> [Instructions to follow]: Would you write out the entries below, every one of them, exactly?

> [Stored records]:
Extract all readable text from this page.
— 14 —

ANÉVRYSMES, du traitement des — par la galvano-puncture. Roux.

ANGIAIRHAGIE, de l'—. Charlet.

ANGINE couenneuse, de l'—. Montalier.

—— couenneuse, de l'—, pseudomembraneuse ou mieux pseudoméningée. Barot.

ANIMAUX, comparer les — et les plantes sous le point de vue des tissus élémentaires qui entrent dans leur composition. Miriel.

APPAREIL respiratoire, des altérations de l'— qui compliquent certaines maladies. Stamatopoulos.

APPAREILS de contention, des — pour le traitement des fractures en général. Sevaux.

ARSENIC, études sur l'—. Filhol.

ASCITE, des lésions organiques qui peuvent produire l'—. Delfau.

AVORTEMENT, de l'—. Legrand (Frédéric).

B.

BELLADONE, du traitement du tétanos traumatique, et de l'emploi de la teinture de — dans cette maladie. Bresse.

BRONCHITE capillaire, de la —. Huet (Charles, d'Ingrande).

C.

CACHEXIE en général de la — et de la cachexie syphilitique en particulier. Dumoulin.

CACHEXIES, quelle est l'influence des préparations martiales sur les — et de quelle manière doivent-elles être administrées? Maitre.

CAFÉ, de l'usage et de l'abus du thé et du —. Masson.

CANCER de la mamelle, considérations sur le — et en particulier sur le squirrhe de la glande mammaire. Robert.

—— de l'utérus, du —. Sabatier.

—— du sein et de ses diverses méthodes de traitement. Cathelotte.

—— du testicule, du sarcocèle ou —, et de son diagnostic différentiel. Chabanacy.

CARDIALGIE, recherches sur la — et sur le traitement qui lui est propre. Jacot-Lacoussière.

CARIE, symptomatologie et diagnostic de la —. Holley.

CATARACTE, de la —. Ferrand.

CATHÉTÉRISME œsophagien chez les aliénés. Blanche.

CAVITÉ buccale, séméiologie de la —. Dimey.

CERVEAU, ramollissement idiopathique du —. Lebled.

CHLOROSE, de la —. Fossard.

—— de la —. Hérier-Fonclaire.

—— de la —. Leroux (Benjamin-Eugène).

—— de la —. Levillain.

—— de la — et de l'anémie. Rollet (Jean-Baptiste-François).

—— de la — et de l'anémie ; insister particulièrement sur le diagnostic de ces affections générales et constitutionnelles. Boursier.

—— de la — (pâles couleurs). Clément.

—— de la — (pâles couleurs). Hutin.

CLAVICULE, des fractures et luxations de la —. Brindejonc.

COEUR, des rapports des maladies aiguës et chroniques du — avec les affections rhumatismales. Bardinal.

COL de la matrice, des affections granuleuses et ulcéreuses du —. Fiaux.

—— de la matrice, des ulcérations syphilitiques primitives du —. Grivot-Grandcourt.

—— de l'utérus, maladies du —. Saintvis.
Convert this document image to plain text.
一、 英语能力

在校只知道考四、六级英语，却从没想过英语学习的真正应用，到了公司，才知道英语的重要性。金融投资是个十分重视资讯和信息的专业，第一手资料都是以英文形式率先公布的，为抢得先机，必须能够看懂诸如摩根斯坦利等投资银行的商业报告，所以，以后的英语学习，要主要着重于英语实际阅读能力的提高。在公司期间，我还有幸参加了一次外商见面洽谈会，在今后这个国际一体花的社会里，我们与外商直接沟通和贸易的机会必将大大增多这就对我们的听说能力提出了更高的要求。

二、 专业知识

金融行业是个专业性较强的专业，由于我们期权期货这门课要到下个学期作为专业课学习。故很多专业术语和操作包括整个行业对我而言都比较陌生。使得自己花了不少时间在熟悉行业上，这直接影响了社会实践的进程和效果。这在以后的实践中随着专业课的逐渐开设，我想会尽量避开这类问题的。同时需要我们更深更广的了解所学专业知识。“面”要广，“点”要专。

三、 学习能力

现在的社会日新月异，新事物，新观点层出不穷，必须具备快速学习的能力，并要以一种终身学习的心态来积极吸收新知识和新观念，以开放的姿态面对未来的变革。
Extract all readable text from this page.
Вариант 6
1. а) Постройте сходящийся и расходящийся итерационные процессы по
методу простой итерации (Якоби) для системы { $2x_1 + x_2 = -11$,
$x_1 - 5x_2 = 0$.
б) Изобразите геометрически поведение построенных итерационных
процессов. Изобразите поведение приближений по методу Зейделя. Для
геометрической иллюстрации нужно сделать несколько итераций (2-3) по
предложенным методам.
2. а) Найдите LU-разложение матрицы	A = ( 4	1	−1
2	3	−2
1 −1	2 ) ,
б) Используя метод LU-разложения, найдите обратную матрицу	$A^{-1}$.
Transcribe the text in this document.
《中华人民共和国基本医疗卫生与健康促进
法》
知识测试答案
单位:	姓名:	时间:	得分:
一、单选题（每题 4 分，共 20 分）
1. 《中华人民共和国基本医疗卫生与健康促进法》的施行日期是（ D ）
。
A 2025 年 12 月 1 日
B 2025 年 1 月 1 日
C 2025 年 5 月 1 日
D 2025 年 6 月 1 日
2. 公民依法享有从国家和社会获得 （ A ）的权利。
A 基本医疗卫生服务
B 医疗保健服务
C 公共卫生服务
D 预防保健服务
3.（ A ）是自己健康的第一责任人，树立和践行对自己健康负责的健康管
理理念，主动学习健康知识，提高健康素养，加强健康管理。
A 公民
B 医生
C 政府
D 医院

> [Answer to the problem]:
Extract all readable text from this page.
— 14 —

ANÉVRYSMES, du traitement des — par la galvano-puncture. Roux.

ANGIAIRHAGIE, de l'—. Charlet.

ANGINE couenneuse, de l'—. Montalier.

—— couenneuse, de l'—, pseudomembraneuse ou mieux pseudoméningée. Barot.

ANIMAUX, comparer les — et les plantes sous le point de vue des tissus élémentaires qui entrent dans leur composition. Miriel.

APPAREIL respiratoire, des altérations de l'— qui compliquent certaines maladies. Stamatopoulos.

APPAREILS de contention, des — pour le traitement des fractures en général. Sevaux.

ARSENIC, études sur l'—. Filhol.

ASCITE, des lésions organiques qui peuvent produire l'—. Delfau.

AVORTEMENT, de l'—. Legrand (Frédéric).

B.

BELLADONE, du traitement du tétanos traumatique, et de l'emploi de la teinture de — dans cette maladie. Bresse.

BRONCHITE capillaire, de la —. Huet (Charles, d'Ingrande).

C.

CACHEXIE en général de la — et de la cachexie syphilitique en particulier. Dumoulin.

CACHEXIES, quelle est l'influence des préparations martiales sur les — et de quelle manière doivent-elles être administrées? Maitre.

CAFÉ, de l'usage et de l'abus du thé et du —. Masson.

CANCER de la mamelle, considérations sur le — et en particulier sur le squirrhe de la glande mammaire. Robert.

—— de l'utérus, du —. Sabatier.

—— du sein et de ses diverses méthodes de traitement. Cathelotte.

—— du testicule, du sarcocèle ou —, et de son diagnostic différentiel. Chabanacy.

CARDIALGIE, recherches sur la — et sur le traitement qui lui est propre. Jacot-Lacoussière.

CARIE, symptomatologie et diagnostic de la —. Holley.

CATARACTE, de la —. Ferrand.

CATHÉTÉRISME œsophagien chez les aliénés. Blanche.

CAVITÉ buccale, séméiologie de la —. Dimey.

CERVEAU, ramollissement idiopathique du —. Lebled.

CHLOROSE, de la —. Fossard.

—— de la —. Hérier-Fonclaire.

—— de la —. Leroux (Benjamin-Eugène).

—— de la —. Levillain.

—— de la — et de l'anémie. Rollet (Jean-Baptiste-François).

—— de la — et de l'anémie ; insister particulièrement sur le diagnostic de ces affections générales et constitutionnelles. Boursier.

—— de la — (pâles couleurs). Clément.

—— de la — (pâles couleurs). Hutin.

CLAVICULE, des fractures et luxations de la —. Brindejonc.

COEUR, des rapports des maladies aiguës et chroniques du — avec les affections rhumatismales. Bardinal.

COL de la matrice, des affections granuleuses et ulcéreuses du —. Fiaux.

—— de la matrice, des ulcérations syphilitiques primitives du —. Grivot-Grandcourt.

—— de l'utérus, maladies du —. Saintvis.
Convert this document image to plain text.
一、 英语能力

在校只知道考四、六级英语，却从没想过英语学习的真正应用，到了公司，才知道英语的重要性。金融投资是个十分重视资讯和信息的专业，第一手资料都是以英文形式率先公布的，为抢得先机，必须能够看懂诸如摩根斯坦利等投资银行的商业报告，所以，以后的英语学习，要主要着重于英语实际阅读能力的提高。在公司期间，我还有幸参加了一次外商见面洽谈会，在今后这个国际一体花的社会里，我们与外商直接沟通和贸易的机会必将大大增多这就对我们的听说能力提出了更高的要求。

二、 专业知识

金融行业是个专业性较强的专业，由于我们期权期货这门课要到下个学期作为专业课学习。故很多专业术语和操作包括整个行业对我而言都比较陌生。使得自己花了不少时间在熟悉行业上，这直接影响了社会实践的进程和效果。这在以后的实践中随着专业课的逐渐开设，我想会尽量避开这类问题的。同时需要我们更深更广的了解所学专业知识。“面”要广，“点”要专。

三、 学习能力

现在的社会日新月异，新事物，新观点层出不穷，必须具备快速学习的能力，并要以一种终身学习的心态来积极吸收新知识和新观念，以开放的姿态面对未来的变革。
Extract all readable text from this page.
Вариант 6
1. а) Постройте сходящийся и расходящийся итерационные процессы по
методу простой итерации (Якоби) для системы { $2x_1 + x_2 = -11$,
$x_1 - 5x_2 = 0$.
б) Изобразите геометрически поведение построенных итерационных
процессов. Изобразите поведение приближений по методу Зейделя. Для
геометрической иллюстрации нужно сделать несколько итераций (2-3) по
предложенным методам.
2. а) Найдите LU-разложение матрицы	A = ( 4	1	−1
2	3	−2
1 −1	2 ) ,
б) Используя метод LU-разложения, найдите обратную матрицу	$A^{-1}$.
Transcribe the text in this document.
《中华人民共和国基本医疗卫生与健康促进
法》
知识测试答案
单位:	姓名:	时间:	得分:
一、单选题（每题 4 分，共 20 分）
1. 《中华人民共和国基本医疗卫生与健康促进法》的施行日期是（ D ）
。
A 2025 年 12 月 1 日
B 2025 年 1 月 1 日
C 2025 年 5 月 1 日
D 2025 年 6 月 1 日
2. 公民依法享有从国家和社会获得 （ A ）的权利。
A 基本医疗卫生服务
B 医疗保健服务
C 公共卫生服务
D 预防保健服务
3.（ A ）是自己健康的第一责任人，树立和践行对自己健康负责的健康管
理理念，主动学习健康知识，提高健康素养，加强健康管理。
A 公民
B 医生
C 政府
D 医院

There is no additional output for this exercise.